Task brief
Write out the data again exactly, skipping every picture.

Task material
________________

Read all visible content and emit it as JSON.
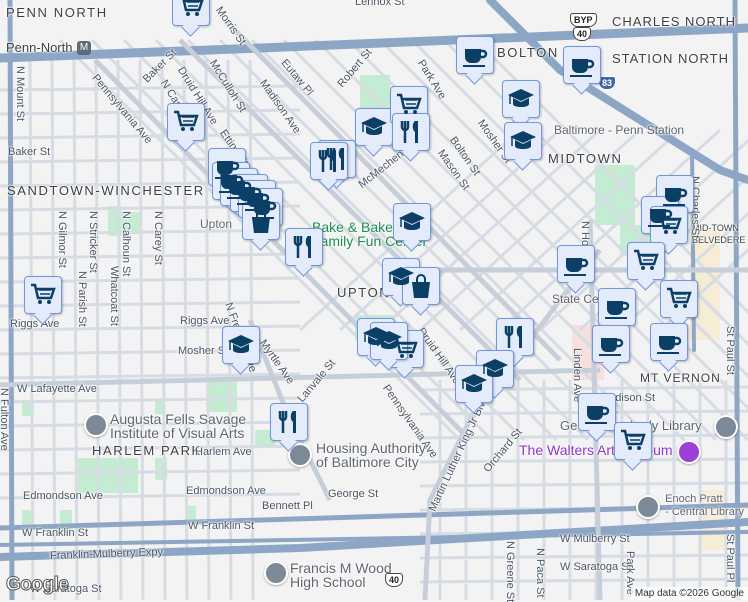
{
  "neighborhoods": [
    "PENN NORTH",
    "SANDTOWN-WINCHESTER",
    "UPTON",
    "MIDTOWN",
    "CHARLES NORTH",
    "STATION NORTH",
    "MT VERNON",
    "HARLEM PARK",
    "MID-TOWN BELVEDERE",
    "BOLTON HILL"
  ],
  "streets": [
    "N Mount St",
    "N Carey St",
    "Pennsylvania Ave",
    "Baker St",
    "Druid Hill Ave",
    "McCulloh St",
    "Eutaw Pl",
    "Madison Ave",
    "Robert St",
    "Park Ave",
    "Bolton St",
    "Mason St",
    "McMechen St",
    "Etting St",
    "Baker St",
    "N Gilmor St",
    "N Stricker St",
    "N Calhoun St",
    "Whatcoat St",
    "N Carey St",
    "Riggs Ave",
    "N Parish St",
    "Riggs Ave",
    "Mosher St",
    "Myrtle Ave",
    "N Fremont Ave",
    "W Lafayette Ave",
    "Lanvale St",
    "N Fulton Ave",
    "Harlem Ave",
    "Edmondson Ave",
    "Edmondson Ave",
    "George St",
    "Bennett Pl",
    "W Franklin St",
    "W Franklin St",
    "Franklin-Mulberry Expy",
    "W Mulberry St",
    "Martin Luther King Jr Blvd",
    "Orchard St",
    "Druid Hill Ave",
    "Pennsylvania Ave",
    "N Howard St",
    "Linden Ave",
    "N Charles St",
    "St Paul St",
    "W Saratoga St",
    "N Greene St",
    "N Paca St",
    "Park Ave",
    "Madison St",
    "Mosher St",
    "Lennox St",
    "Morris St",
    "W Saratoga St",
    "St Paul Pl"
  ],
  "pois": {
    "penn_north": "Penn-North",
    "penn_station": "Baltimore - Penn Station",
    "state_center": "State Center",
    "upton_station": "Upton",
    "augusta": "Augusta Fells Savage\nInstitute of Visual Arts",
    "housing": "Housing Authority\nof Baltimore City",
    "wood": "Francis M Wood\nHigh School",
    "walters": "The Walters Art Museum",
    "library": "George Peabody Library",
    "pratt": "Enoch Pratt\n- Central Library",
    "bake": "Bake & Bake\nFamily Fun Center"
  },
  "route_shields": {
    "byp": "BYP",
    "us40": "40",
    "i83": "83"
  },
  "markers": [
    "grocery",
    "grocery",
    "grocery",
    "cafe",
    "cafe",
    "cafe",
    "cafe",
    "cafe",
    "cafe",
    "shopping",
    "restaurant",
    "restaurant",
    "restaurant",
    "school",
    "grocery",
    "restaurant",
    "school",
    "cafe",
    "school",
    "school",
    "cafe",
    "cafe",
    "cafe",
    "grocery",
    "cafe",
    "grocery",
    "grocery",
    "cafe",
    "cafe",
    "cafe",
    "school",
    "school",
    "grocery",
    "restaurant",
    "school",
    "school",
    "cafe",
    "grocery",
    "school",
    "restaurant",
    "school",
    "shopping"
  ],
  "branding": {
    "logo": "Google",
    "attribution": "Map data ©2026 Google"
  },
  "colors": {
    "marker_bg": "#e4ecfb",
    "marker_border": "#7096dc",
    "icon": "#0b3f66",
    "highway": "#8da4c4",
    "street": "#d3dae2",
    "park": "#c4ecd3"
  }
}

________________

Exercise response
Read all visible content and emit it as JSON.
{
  "neighborhoods": [
    "PENN NORTH",
    "SANDTOWN-WINCHESTER",
    "UPTON",
    "MIDTOWN",
    "CHARLES NORTH",
    "STATION NORTH",
    "MT VERNON",
    "HARLEM PARK",
    "MID-TOWN BELVEDERE",
    "BOLTON HILL"
  ],
  "streets": [
    "N Mount St",
    "N Carey St",
    "Pennsylvania Ave",
    "Baker St",
    "Druid Hill Ave",
    "McCulloh St",
    "Eutaw Pl",
    "Madison Ave",
    "Robert St",
    "Park Ave",
    "Bolton St",
    "Mason St",
    "McMechen St",
    "Etting St",
    "Baker St",
    "N Gilmor St",
    "N Stricker St",
    "N Calhoun St",
    "Whatcoat St",
    "N Carey St",
    "Riggs Ave",
    "N Parish St",
    "Riggs Ave",
    "Mosher St",
    "Myrtle Ave",
    "N Fremont Ave",
    "W Lafayette Ave",
    "Lanvale St",
    "N Fulton Ave",
    "Harlem Ave",
    "Edmondson Ave",
    "Edmondson Ave",
    "George St",
    "Bennett Pl",
    "W Franklin St",
    "W Franklin St",
    "Franklin-Mulberry Expy",
    "W Mulberry St",
    "Martin Luther King Jr Blvd",
    "Orchard St",
    "Druid Hill Ave",
    "Pennsylvania Ave",
    "N Howard St",
    "Linden Ave",
    "N Charles St",
    "St Paul St",
    "W Saratoga St",
    "N Greene St",
    "N Paca St",
    "Park Ave",
    "Madison St",
    "Mosher St",
    "Lennox St",
    "Morris St",
    "W Saratoga St",
    "St Paul Pl"
  ],
  "pois": {
    "penn_north": "Penn-North",
    "penn_station": "Baltimore - Penn Station",
    "state_center": "State Center",
    "upton_station": "Upton",
    "augusta": "Augusta Fells Savage\nInstitute of Visual Arts",
    "housing": "Housing Authority\nof Baltimore City",
    "wood": "Francis M Wood\nHigh School",
    "walters": "The Walters Art Museum",
    "library": "George Peabody Library",
    "pratt": "Enoch Pratt\n- Central Library",
    "bake": "Bake & Bake\nFamily Fun Center"
  },
  "route_shields": {
    "byp": "BYP",
    "us40": "40",
    "i83": "83"
  },
  "markers": [
    "grocery",
    "grocery",
    "grocery",
    "cafe",
    "cafe",
    "cafe",
    "cafe",
    "cafe",
    "cafe",
    "shopping",
    "restaurant",
    "restaurant",
    "restaurant",
    "school",
    "grocery",
    "restaurant",
    "school",
    "cafe",
    "school",
    "school",
    "cafe",
    "cafe",
    "cafe",
    "grocery",
    "cafe",
    "grocery",
    "grocery",
    "cafe",
    "cafe",
    "cafe",
    "school",
    "school",
    "grocery",
    "restaurant",
    "school",
    "school",
    "cafe",
    "grocery",
    "school",
    "restaurant",
    "school",
    "shopping"
  ],
  "branding": {
    "logo": "Google",
    "attribution": "Map data ©2026 Google"
  },
  "colors": {
    "marker_bg": "#e4ecfb",
    "marker_border": "#7096dc",
    "icon": "#0b3f66",
    "highway": "#8da4c4",
    "street": "#d3dae2",
    "park": "#c4ecd3"
  }
}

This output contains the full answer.